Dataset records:
:::::

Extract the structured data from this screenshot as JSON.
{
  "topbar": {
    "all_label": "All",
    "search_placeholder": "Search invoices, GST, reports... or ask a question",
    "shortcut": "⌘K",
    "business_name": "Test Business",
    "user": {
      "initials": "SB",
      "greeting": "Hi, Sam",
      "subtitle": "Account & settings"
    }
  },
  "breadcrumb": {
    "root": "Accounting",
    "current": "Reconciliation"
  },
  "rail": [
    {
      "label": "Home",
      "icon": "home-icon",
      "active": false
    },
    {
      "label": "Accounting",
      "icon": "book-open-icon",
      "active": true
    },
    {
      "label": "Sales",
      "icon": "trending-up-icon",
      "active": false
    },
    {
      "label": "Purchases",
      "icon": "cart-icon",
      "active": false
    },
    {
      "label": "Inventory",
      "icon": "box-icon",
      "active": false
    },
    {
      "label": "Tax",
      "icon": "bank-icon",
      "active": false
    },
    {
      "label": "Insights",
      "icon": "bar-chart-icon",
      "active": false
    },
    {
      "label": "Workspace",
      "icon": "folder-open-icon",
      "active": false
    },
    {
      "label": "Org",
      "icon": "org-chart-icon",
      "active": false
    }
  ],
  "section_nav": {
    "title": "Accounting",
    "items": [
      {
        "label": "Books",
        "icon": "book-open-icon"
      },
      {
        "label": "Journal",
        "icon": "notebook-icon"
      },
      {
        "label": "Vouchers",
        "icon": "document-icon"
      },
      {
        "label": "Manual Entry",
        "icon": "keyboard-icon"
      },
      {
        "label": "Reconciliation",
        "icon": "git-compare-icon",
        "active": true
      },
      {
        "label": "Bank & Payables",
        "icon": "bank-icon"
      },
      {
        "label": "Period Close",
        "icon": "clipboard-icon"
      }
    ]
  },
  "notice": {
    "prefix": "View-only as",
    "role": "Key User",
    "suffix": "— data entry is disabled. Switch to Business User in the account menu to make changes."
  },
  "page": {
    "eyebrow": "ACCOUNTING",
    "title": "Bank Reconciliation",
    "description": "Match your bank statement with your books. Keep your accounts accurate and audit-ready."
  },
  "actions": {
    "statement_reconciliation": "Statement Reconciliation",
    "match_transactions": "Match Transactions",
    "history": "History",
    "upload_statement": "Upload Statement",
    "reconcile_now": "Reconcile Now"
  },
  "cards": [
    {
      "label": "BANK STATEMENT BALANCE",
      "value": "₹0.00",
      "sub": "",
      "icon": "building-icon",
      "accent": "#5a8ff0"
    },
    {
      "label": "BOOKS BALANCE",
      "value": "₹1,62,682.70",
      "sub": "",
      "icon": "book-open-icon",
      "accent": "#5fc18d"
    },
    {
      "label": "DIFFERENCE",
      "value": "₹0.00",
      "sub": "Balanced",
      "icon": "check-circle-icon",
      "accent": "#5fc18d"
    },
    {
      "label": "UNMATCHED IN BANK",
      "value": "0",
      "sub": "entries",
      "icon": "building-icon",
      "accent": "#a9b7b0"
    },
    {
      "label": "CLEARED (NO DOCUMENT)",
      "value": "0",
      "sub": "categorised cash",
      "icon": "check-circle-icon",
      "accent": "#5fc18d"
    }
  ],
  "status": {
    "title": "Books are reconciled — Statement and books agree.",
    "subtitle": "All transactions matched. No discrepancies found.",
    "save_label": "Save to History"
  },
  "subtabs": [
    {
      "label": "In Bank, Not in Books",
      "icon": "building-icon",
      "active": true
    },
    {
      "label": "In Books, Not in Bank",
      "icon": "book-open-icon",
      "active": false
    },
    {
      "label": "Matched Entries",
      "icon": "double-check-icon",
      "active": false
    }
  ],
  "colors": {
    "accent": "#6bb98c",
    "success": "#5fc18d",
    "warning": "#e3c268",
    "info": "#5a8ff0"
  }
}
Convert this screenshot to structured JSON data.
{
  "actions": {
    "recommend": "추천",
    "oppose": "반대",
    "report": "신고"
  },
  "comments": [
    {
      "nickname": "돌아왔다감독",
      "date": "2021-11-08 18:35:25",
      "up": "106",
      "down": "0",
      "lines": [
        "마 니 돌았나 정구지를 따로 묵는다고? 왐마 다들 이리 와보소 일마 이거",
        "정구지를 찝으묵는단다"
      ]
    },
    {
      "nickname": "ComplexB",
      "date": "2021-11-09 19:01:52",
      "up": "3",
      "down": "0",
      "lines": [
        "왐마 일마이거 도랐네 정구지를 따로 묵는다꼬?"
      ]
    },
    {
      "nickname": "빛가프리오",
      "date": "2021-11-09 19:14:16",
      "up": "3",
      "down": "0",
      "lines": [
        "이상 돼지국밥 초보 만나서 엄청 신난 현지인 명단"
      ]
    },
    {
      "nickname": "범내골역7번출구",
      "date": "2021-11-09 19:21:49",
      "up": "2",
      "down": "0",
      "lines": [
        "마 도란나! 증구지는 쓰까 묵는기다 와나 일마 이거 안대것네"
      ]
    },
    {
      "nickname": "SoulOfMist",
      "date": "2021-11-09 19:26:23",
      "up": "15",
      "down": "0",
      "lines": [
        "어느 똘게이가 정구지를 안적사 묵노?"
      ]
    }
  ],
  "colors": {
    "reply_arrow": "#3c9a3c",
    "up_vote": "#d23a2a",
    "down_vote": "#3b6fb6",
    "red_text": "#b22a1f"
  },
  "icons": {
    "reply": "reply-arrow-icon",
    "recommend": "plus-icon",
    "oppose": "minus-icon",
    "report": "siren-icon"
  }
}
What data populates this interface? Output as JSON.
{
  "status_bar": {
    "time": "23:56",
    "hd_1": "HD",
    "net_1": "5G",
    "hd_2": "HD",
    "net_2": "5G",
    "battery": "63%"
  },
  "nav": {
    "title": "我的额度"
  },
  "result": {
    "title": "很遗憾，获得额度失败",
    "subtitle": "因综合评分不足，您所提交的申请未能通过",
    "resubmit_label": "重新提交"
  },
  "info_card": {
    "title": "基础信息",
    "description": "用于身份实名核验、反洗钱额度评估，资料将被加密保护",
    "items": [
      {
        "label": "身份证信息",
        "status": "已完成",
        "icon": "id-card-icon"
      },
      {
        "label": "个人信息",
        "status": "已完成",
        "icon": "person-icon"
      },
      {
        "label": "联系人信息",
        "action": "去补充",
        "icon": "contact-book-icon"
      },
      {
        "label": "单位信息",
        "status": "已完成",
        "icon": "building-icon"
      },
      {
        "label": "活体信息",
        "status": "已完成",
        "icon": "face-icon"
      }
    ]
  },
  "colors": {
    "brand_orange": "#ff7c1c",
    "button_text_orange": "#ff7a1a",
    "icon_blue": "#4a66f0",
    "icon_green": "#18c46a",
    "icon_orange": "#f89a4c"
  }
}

:::::

-- What is expected --
Repeat each record in full; every line must match exactly.

-- Answer in full --
Extract the structured data from this screenshot as JSON.
{
  "topbar": {
    "all_label": "All",
    "search_placeholder": "Search invoices, GST, reports... or ask a question",
    "shortcut": "⌘K",
    "business_name": "Test Business",
    "user": {
      "initials": "SB",
      "greeting": "Hi, Sam",
      "subtitle": "Account & settings"
    }
  },
  "breadcrumb": {
    "root": "Accounting",
    "current": "Reconciliation"
  },
  "rail": [
    {
      "label": "Home",
      "icon": "home-icon",
      "active": false
    },
    {
      "label": "Accounting",
      "icon": "book-open-icon",
      "active": true
    },
    {
      "label": "Sales",
      "icon": "trending-up-icon",
      "active": false
    },
    {
      "label": "Purchases",
      "icon": "cart-icon",
      "active": false
    },
    {
      "label": "Inventory",
      "icon": "box-icon",
      "active": false
    },
    {
      "label": "Tax",
      "icon": "bank-icon",
      "active": false
    },
    {
      "label": "Insights",
      "icon": "bar-chart-icon",
      "active": false
    },
    {
      "label": "Workspace",
      "icon": "folder-open-icon",
      "active": false
    },
    {
      "label": "Org",
      "icon": "org-chart-icon",
      "active": false
    }
  ],
  "section_nav": {
    "title": "Accounting",
    "items": [
      {
        "label": "Books",
        "icon": "book-open-icon"
      },
      {
        "label": "Journal",
        "icon": "notebook-icon"
      },
      {
        "label": "Vouchers",
        "icon": "document-icon"
      },
      {
        "label": "Manual Entry",
        "icon": "keyboard-icon"
      },
      {
        "label": "Reconciliation",
        "icon": "git-compare-icon",
        "active": true
      },
      {
        "label": "Bank & Payables",
        "icon": "bank-icon"
      },
      {
        "label": "Period Close",
        "icon": "clipboard-icon"
      }
    ]
  },
  "notice": {
    "prefix": "View-only as",
    "role": "Key User",
    "suffix": "— data entry is disabled. Switch to Business User in the account menu to make changes."
  },
  "page": {
    "eyebrow": "ACCOUNTING",
    "title": "Bank Reconciliation",
    "description": "Match your bank statement with your books. Keep your accounts accurate and audit-ready."
  },
  "actions": {
    "statement_reconciliation": "Statement Reconciliation",
    "match_transactions": "Match Transactions",
    "history": "History",
    "upload_statement": "Upload Statement",
    "reconcile_now": "Reconcile Now"
  },
  "cards": [
    {
      "label": "BANK STATEMENT BALANCE",
      "value": "₹0.00",
      "sub": "",
      "icon": "building-icon",
      "accent": "#5a8ff0"
    },
    {
      "label": "BOOKS BALANCE",
      "value": "₹1,62,682.70",
      "sub": "",
      "icon": "book-open-icon",
      "accent": "#5fc18d"
    },
    {
      "label": "DIFFERENCE",
      "value": "₹0.00",
      "sub": "Balanced",
      "icon": "check-circle-icon",
      "accent": "#5fc18d"
    },
    {
      "label": "UNMATCHED IN BANK",
      "value": "0",
      "sub": "entries",
      "icon": "building-icon",
      "accent": "#a9b7b0"
    },
    {
      "label": "CLEARED (NO DOCUMENT)",
      "value": "0",
      "sub": "categorised cash",
      "icon": "check-circle-icon",
      "accent": "#5fc18d"
    }
  ],
  "status": {
    "title": "Books are reconciled — Statement and books agree.",
    "subtitle": "All transactions matched. No discrepancies found.",
    "save_label": "Save to History"
  },
  "subtabs": [
    {
      "label": "In Bank, Not in Books",
      "icon": "building-icon",
      "active": true
    },
    {
      "label": "In Books, Not in Bank",
      "icon": "book-open-icon",
      "active": false
    },
    {
      "label": "Matched Entries",
      "icon": "double-check-icon",
      "active": false
    }
  ],
  "colors": {
    "accent": "#6bb98c",
    "success": "#5fc18d",
    "warning": "#e3c268",
    "info": "#5a8ff0"
  }
}
Convert this screenshot to structured JSON data.
{
  "actions": {
    "recommend": "추천",
    "oppose": "반대",
    "report": "신고"
  },
  "comments": [
    {
      "nickname": "돌아왔다감독",
      "date": "2021-11-08 18:35:25",
      "up": "106",
      "down": "0",
      "lines": [
        "마 니 돌았나 정구지를 따로 묵는다고? 왐마 다들 이리 와보소 일마 이거",
        "정구지를 찝으묵는단다"
      ]
    },
    {
      "nickname": "ComplexB",
      "date": "2021-11-09 19:01:52",
      "up": "3",
      "down": "0",
      "lines": [
        "왐마 일마이거 도랐네 정구지를 따로 묵는다꼬?"
      ]
    },
    {
      "nickname": "빛가프리오",
      "date": "2021-11-09 19:14:16",
      "up": "3",
      "down": "0",
      "lines": [
        "이상 돼지국밥 초보 만나서 엄청 신난 현지인 명단"
      ]
    },
    {
      "nickname": "범내골역7번출구",
      "date": "2021-11-09 19:21:49",
      "up": "2",
      "down": "0",
      "lines": [
        "마 도란나! 증구지는 쓰까 묵는기다 와나 일마 이거 안대것네"
      ]
    },
    {
      "nickname": "SoulOfMist",
      "date": "2021-11-09 19:26:23",
      "up": "15",
      "down": "0",
      "lines": [
        "어느 똘게이가 정구지를 안적사 묵노?"
      ]
    }
  ],
  "colors": {
    "reply_arrow": "#3c9a3c",
    "up_vote": "#d23a2a",
    "down_vote": "#3b6fb6",
    "red_text": "#b22a1f"
  },
  "icons": {
    "reply": "reply-arrow-icon",
    "recommend": "plus-icon",
    "oppose": "minus-icon",
    "report": "siren-icon"
  }
}
What data populates this interface? Output as JSON.
{
  "status_bar": {
    "time": "23:56",
    "hd_1": "HD",
    "net_1": "5G",
    "hd_2": "HD",
    "net_2": "5G",
    "battery": "63%"
  },
  "nav": {
    "title": "我的额度"
  },
  "result": {
    "title": "很遗憾，获得额度失败",
    "subtitle": "因综合评分不足，您所提交的申请未能通过",
    "resubmit_label": "重新提交"
  },
  "info_card": {
    "title": "基础信息",
    "description": "用于身份实名核验、反洗钱额度评估，资料将被加密保护",
    "items": [
      {
        "label": "身份证信息",
        "status": "已完成",
        "icon": "id-card-icon"
      },
      {
        "label": "个人信息",
        "status": "已完成",
        "icon": "person-icon"
      },
      {
        "label": "联系人信息",
        "action": "去补充",
        "icon": "contact-book-icon"
      },
      {
        "label": "单位信息",
        "status": "已完成",
        "icon": "building-icon"
      },
      {
        "label": "活体信息",
        "status": "已完成",
        "icon": "face-icon"
      }
    ]
  },
  "colors": {
    "brand_orange": "#ff7c1c",
    "button_text_orange": "#ff7a1a",
    "icon_blue": "#4a66f0",
    "icon_green": "#18c46a",
    "icon_orange": "#f89a4c"
  }
}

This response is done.